### Collected data entries
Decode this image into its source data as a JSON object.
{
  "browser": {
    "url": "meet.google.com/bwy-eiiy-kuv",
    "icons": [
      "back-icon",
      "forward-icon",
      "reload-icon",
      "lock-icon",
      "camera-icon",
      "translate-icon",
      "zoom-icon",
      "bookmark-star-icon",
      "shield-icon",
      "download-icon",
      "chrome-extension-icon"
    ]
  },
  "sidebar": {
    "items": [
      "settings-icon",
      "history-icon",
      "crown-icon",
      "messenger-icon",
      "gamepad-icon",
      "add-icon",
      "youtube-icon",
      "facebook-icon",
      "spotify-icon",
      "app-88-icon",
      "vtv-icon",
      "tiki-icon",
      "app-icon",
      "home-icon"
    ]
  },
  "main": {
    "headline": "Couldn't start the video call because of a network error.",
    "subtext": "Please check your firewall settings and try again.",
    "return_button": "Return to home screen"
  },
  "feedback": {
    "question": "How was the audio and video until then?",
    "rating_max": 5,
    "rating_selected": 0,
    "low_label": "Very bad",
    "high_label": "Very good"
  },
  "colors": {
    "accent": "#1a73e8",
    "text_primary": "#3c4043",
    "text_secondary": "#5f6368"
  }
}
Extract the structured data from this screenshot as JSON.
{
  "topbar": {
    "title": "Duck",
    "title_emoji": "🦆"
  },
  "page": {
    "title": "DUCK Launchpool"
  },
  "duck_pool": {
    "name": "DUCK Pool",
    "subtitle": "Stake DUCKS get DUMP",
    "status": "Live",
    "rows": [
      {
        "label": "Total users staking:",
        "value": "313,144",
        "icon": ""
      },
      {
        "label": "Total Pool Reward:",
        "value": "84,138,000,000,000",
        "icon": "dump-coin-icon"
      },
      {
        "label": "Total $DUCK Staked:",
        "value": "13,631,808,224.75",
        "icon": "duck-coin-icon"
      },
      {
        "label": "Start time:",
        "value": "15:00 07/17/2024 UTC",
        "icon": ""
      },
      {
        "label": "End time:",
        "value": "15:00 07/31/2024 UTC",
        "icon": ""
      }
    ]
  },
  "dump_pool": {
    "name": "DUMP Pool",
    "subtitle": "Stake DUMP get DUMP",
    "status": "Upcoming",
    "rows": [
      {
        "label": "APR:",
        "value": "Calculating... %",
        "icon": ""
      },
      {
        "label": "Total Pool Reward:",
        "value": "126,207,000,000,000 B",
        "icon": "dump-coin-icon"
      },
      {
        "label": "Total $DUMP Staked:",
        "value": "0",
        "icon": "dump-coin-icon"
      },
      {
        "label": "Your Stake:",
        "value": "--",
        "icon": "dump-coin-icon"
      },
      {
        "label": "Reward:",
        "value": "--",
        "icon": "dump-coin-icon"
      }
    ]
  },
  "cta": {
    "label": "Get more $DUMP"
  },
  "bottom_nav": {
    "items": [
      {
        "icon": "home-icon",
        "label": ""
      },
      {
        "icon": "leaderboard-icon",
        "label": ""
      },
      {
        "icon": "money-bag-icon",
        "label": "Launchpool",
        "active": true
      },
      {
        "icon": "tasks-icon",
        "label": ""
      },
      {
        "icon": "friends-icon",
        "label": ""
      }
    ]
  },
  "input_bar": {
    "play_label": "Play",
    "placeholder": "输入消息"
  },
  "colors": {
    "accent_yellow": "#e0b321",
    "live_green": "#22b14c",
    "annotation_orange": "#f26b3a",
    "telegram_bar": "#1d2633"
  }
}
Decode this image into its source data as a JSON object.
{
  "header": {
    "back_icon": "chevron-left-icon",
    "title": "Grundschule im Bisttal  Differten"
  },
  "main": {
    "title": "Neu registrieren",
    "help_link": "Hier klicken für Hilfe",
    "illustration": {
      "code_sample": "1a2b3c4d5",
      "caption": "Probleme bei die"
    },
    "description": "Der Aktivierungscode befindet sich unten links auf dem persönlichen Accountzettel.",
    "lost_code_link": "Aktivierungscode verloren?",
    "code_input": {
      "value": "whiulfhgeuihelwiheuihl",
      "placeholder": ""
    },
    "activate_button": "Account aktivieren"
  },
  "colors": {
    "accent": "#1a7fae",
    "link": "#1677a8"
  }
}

### To be done
Print all the data exactly.

### Expected answer
Decode this image into its source data as a JSON object.
{
  "browser": {
    "url": "meet.google.com/bwy-eiiy-kuv",
    "icons": [
      "back-icon",
      "forward-icon",
      "reload-icon",
      "lock-icon",
      "camera-icon",
      "translate-icon",
      "zoom-icon",
      "bookmark-star-icon",
      "shield-icon",
      "download-icon",
      "chrome-extension-icon"
    ]
  },
  "sidebar": {
    "items": [
      "settings-icon",
      "history-icon",
      "crown-icon",
      "messenger-icon",
      "gamepad-icon",
      "add-icon",
      "youtube-icon",
      "facebook-icon",
      "spotify-icon",
      "app-88-icon",
      "vtv-icon",
      "tiki-icon",
      "app-icon",
      "home-icon"
    ]
  },
  "main": {
    "headline": "Couldn't start the video call because of a network error.",
    "subtext": "Please check your firewall settings and try again.",
    "return_button": "Return to home screen"
  },
  "feedback": {
    "question": "How was the audio and video until then?",
    "rating_max": 5,
    "rating_selected": 0,
    "low_label": "Very bad",
    "high_label": "Very good"
  },
  "colors": {
    "accent": "#1a73e8",
    "text_primary": "#3c4043",
    "text_secondary": "#5f6368"
  }
}
Extract the structured data from this screenshot as JSON.
{
  "topbar": {
    "title": "Duck",
    "title_emoji": "🦆"
  },
  "page": {
    "title": "DUCK Launchpool"
  },
  "duck_pool": {
    "name": "DUCK Pool",
    "subtitle": "Stake DUCKS get DUMP",
    "status": "Live",
    "rows": [
      {
        "label": "Total users staking:",
        "value": "313,144",
        "icon": ""
      },
      {
        "label": "Total Pool Reward:",
        "value": "84,138,000,000,000",
        "icon": "dump-coin-icon"
      },
      {
        "label": "Total $DUCK Staked:",
        "value": "13,631,808,224.75",
        "icon": "duck-coin-icon"
      },
      {
        "label": "Start time:",
        "value": "15:00 07/17/2024 UTC",
        "icon": ""
      },
      {
        "label": "End time:",
        "value": "15:00 07/31/2024 UTC",
        "icon": ""
      }
    ]
  },
  "dump_pool": {
    "name": "DUMP Pool",
    "subtitle": "Stake DUMP get DUMP",
    "status": "Upcoming",
    "rows": [
      {
        "label": "APR:",
        "value": "Calculating... %",
        "icon": ""
      },
      {
        "label": "Total Pool Reward:",
        "value": "126,207,000,000,000 B",
        "icon": "dump-coin-icon"
      },
      {
        "label": "Total $DUMP Staked:",
        "value": "0",
        "icon": "dump-coin-icon"
      },
      {
        "label": "Your Stake:",
        "value": "--",
        "icon": "dump-coin-icon"
      },
      {
        "label": "Reward:",
        "value": "--",
        "icon": "dump-coin-icon"
      }
    ]
  },
  "cta": {
    "label": "Get more $DUMP"
  },
  "bottom_nav": {
    "items": [
      {
        "icon": "home-icon",
        "label": ""
      },
      {
        "icon": "leaderboard-icon",
        "label": ""
      },
      {
        "icon": "money-bag-icon",
        "label": "Launchpool",
        "active": true
      },
      {
        "icon": "tasks-icon",
        "label": ""
      },
      {
        "icon": "friends-icon",
        "label": ""
      }
    ]
  },
  "input_bar": {
    "play_label": "Play",
    "placeholder": "输入消息"
  },
  "colors": {
    "accent_yellow": "#e0b321",
    "live_green": "#22b14c",
    "annotation_orange": "#f26b3a",
    "telegram_bar": "#1d2633"
  }
}
Decode this image into its source data as a JSON object.
{
  "header": {
    "back_icon": "chevron-left-icon",
    "title": "Grundschule im Bisttal  Differten"
  },
  "main": {
    "title": "Neu registrieren",
    "help_link": "Hier klicken für Hilfe",
    "illustration": {
      "code_sample": "1a2b3c4d5",
      "caption": "Probleme bei die"
    },
    "description": "Der Aktivierungscode befindet sich unten links auf dem persönlichen Accountzettel.",
    "lost_code_link": "Aktivierungscode verloren?",
    "code_input": {
      "value": "whiulfhgeuihelwiheuihl",
      "placeholder": ""
    },
    "activate_button": "Account aktivieren"
  },
  "colors": {
    "accent": "#1a7fae",
    "link": "#1677a8"
  }
}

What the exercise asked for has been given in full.